Information supplied
*****

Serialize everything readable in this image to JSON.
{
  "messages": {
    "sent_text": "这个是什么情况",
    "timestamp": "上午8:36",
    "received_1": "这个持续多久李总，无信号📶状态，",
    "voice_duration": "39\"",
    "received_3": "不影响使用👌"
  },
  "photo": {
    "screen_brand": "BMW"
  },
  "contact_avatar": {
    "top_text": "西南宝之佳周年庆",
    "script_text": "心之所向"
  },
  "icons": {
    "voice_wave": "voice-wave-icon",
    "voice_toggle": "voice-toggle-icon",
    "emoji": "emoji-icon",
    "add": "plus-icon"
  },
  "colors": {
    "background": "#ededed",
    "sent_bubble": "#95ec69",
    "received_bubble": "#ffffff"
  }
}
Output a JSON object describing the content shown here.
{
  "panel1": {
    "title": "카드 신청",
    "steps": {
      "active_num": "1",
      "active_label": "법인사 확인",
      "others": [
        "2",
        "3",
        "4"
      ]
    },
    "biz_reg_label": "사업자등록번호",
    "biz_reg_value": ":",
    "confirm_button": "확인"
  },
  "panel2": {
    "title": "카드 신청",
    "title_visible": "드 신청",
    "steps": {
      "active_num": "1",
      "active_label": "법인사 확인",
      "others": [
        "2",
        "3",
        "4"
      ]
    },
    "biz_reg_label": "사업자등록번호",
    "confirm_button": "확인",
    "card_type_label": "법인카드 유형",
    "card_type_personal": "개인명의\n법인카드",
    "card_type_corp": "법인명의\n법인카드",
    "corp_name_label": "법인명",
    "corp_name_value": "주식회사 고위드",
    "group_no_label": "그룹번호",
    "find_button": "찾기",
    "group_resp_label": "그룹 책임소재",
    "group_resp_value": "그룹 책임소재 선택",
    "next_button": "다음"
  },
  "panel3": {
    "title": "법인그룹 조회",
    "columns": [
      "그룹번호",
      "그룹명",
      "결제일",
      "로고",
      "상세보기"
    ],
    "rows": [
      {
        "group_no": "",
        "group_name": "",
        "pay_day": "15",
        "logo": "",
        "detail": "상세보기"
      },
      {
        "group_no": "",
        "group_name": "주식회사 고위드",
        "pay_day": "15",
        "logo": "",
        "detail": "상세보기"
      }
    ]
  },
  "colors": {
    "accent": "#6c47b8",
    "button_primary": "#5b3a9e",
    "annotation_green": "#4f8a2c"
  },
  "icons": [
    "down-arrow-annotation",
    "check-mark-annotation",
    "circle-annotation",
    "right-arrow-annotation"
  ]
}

*****

Exercise prompt
Copy all of the data exactly.

Task output
Serialize everything readable in this image to JSON.
{
  "messages": {
    "sent_text": "这个是什么情况",
    "timestamp": "上午8:36",
    "received_1": "这个持续多久李总，无信号📶状态，",
    "voice_duration": "39\"",
    "received_3": "不影响使用👌"
  },
  "photo": {
    "screen_brand": "BMW"
  },
  "contact_avatar": {
    "top_text": "西南宝之佳周年庆",
    "script_text": "心之所向"
  },
  "icons": {
    "voice_wave": "voice-wave-icon",
    "voice_toggle": "voice-toggle-icon",
    "emoji": "emoji-icon",
    "add": "plus-icon"
  },
  "colors": {
    "background": "#ededed",
    "sent_bubble": "#95ec69",
    "received_bubble": "#ffffff"
  }
}
Output a JSON object describing the content shown here.
{
  "panel1": {
    "title": "카드 신청",
    "steps": {
      "active_num": "1",
      "active_label": "법인사 확인",
      "others": [
        "2",
        "3",
        "4"
      ]
    },
    "biz_reg_label": "사업자등록번호",
    "biz_reg_value": ":",
    "confirm_button": "확인"
  },
  "panel2": {
    "title": "카드 신청",
    "title_visible": "드 신청",
    "steps": {
      "active_num": "1",
      "active_label": "법인사 확인",
      "others": [
        "2",
        "3",
        "4"
      ]
    },
    "biz_reg_label": "사업자등록번호",
    "confirm_button": "확인",
    "card_type_label": "법인카드 유형",
    "card_type_personal": "개인명의\n법인카드",
    "card_type_corp": "법인명의\n법인카드",
    "corp_name_label": "법인명",
    "corp_name_value": "주식회사 고위드",
    "group_no_label": "그룹번호",
    "find_button": "찾기",
    "group_resp_label": "그룹 책임소재",
    "group_resp_value": "그룹 책임소재 선택",
    "next_button": "다음"
  },
  "panel3": {
    "title": "법인그룹 조회",
    "columns": [
      "그룹번호",
      "그룹명",
      "결제일",
      "로고",
      "상세보기"
    ],
    "rows": [
      {
        "group_no": "",
        "group_name": "",
        "pay_day": "15",
        "logo": "",
        "detail": "상세보기"
      },
      {
        "group_no": "",
        "group_name": "주식회사 고위드",
        "pay_day": "15",
        "logo": "",
        "detail": "상세보기"
      }
    ]
  },
  "colors": {
    "accent": "#6c47b8",
    "button_primary": "#5b3a9e",
    "annotation_green": "#4f8a2c"
  },
  "icons": [
    "down-arrow-annotation",
    "check-mark-annotation",
    "circle-annotation",
    "right-arrow-annotation"
  ]
}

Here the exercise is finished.